Pictures do not belong in the copy. Return all of the entries exactly.

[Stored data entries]
──────────────────────────────
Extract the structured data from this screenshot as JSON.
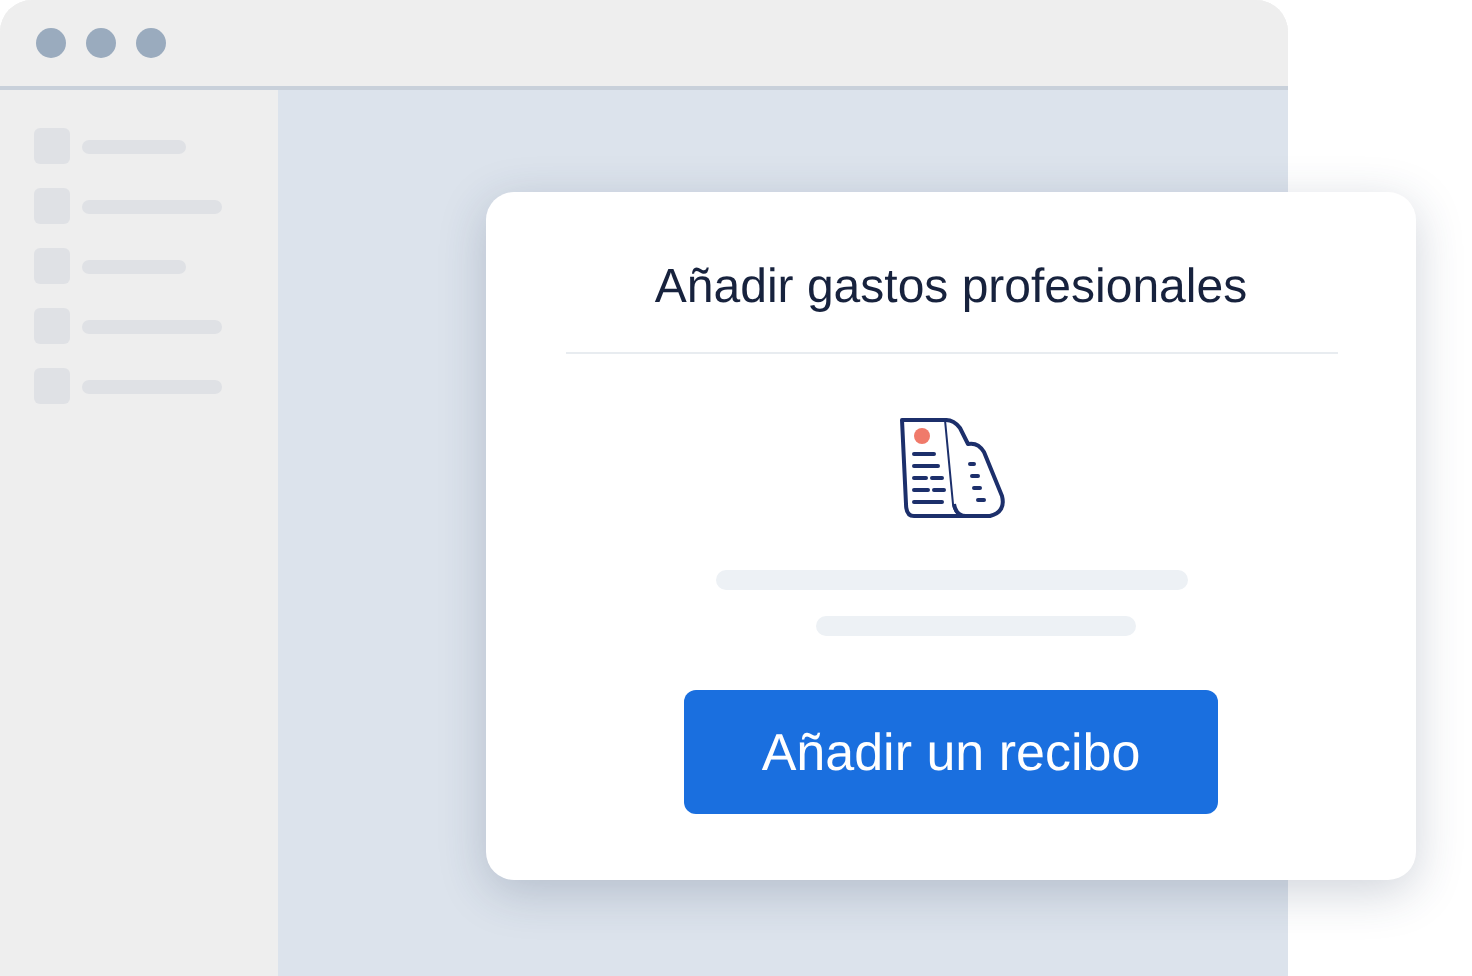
{
  "dialog": {
    "title": "Añadir gastos profesionales",
    "button": "Añadir un recibo"
  }
}
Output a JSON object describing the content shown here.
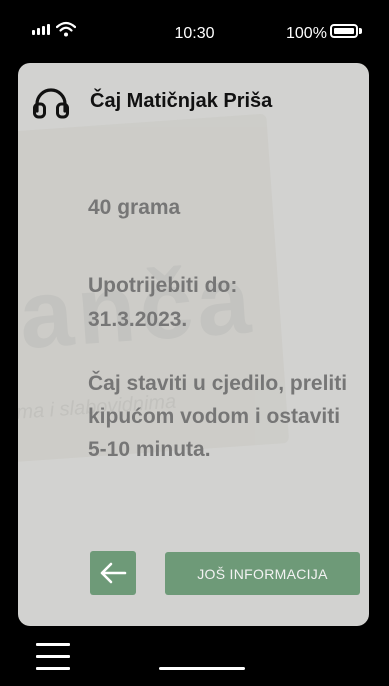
{
  "status_bar": {
    "time": "10:30",
    "battery_percent": "100%"
  },
  "product": {
    "name": "Čaj Matičnjak Priša",
    "weight": "40 grama",
    "use_by_label": "Upotrijebiti do:",
    "use_by_date": "31.3.2023.",
    "instructions": "Čaj staviti u cjedilo, preliti kipućom vodom i ostaviti 5-10 minuta."
  },
  "background_text": {
    "brand": "anča",
    "tagline": "ma i slabovidnima"
  },
  "actions": {
    "back_icon": "arrow-left-icon",
    "more_info_label": "JOŠ INFORMACIJA"
  },
  "nav": {
    "menu_icon": "hamburger-menu-icon"
  },
  "colors": {
    "accent": "#6e9a78",
    "card_background": "#d2d2d0",
    "muted_text": "#767676"
  }
}
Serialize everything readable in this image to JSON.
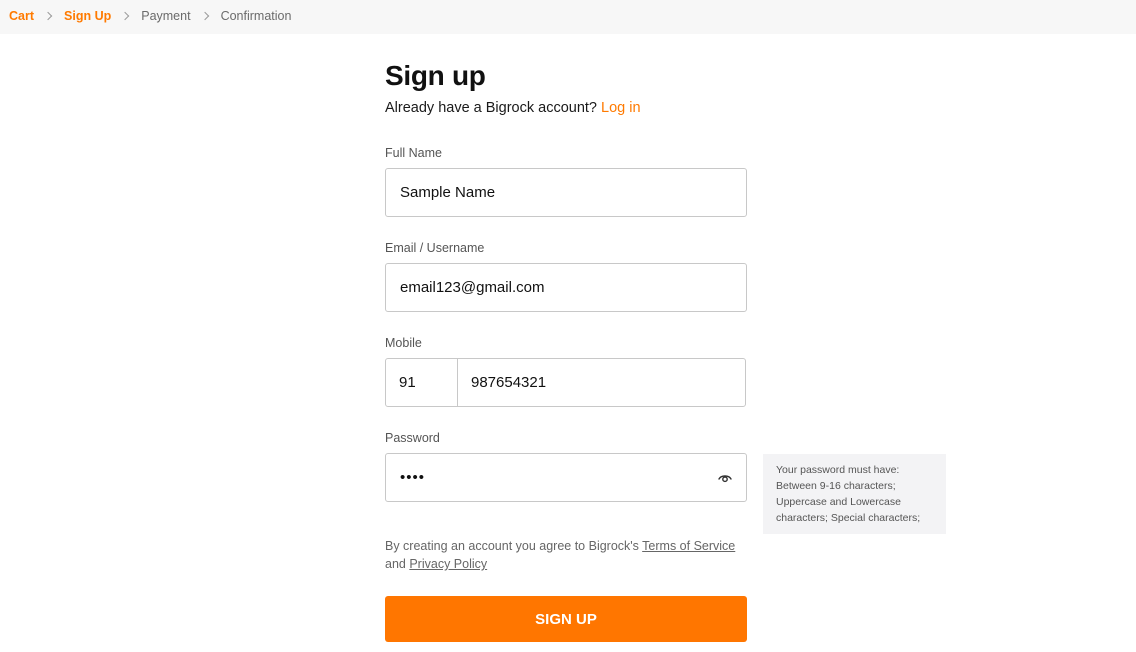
──────────────────────────────
Task output:
Extract the structured data from this screenshot as JSON.
{
  "dialog": {
    "title": "Añadir gastos profesionales",
    "button": "Añadir un recibo"
  }
}
Output a JSON object describing the content shown here.
{
  "status_bar": {
    "time": "10:30",
    "battery_percent": "100%"
  },
  "product": {
    "name": "Čaj Matičnjak Priša",
    "weight": "40 grama",
    "use_by_label": "Upotrijebiti do:",
    "use_by_date": "31.3.2023.",
    "instructions": "Čaj staviti u cjedilo, preliti kipućom vodom i ostaviti 5-10 minuta."
  },
  "background_text": {
    "brand": "anča",
    "tagline": "ma i slabovidnima"
  },
  "actions": {
    "back_icon": "arrow-left-icon",
    "more_info_label": "JOŠ INFORMACIJA"
  },
  "nav": {
    "menu_icon": "hamburger-menu-icon"
  },
  "colors": {
    "accent": "#6e9a78",
    "card_background": "#d2d2d0",
    "muted_text": "#767676"
  }
}
Serialize everything readable in this image to JSON.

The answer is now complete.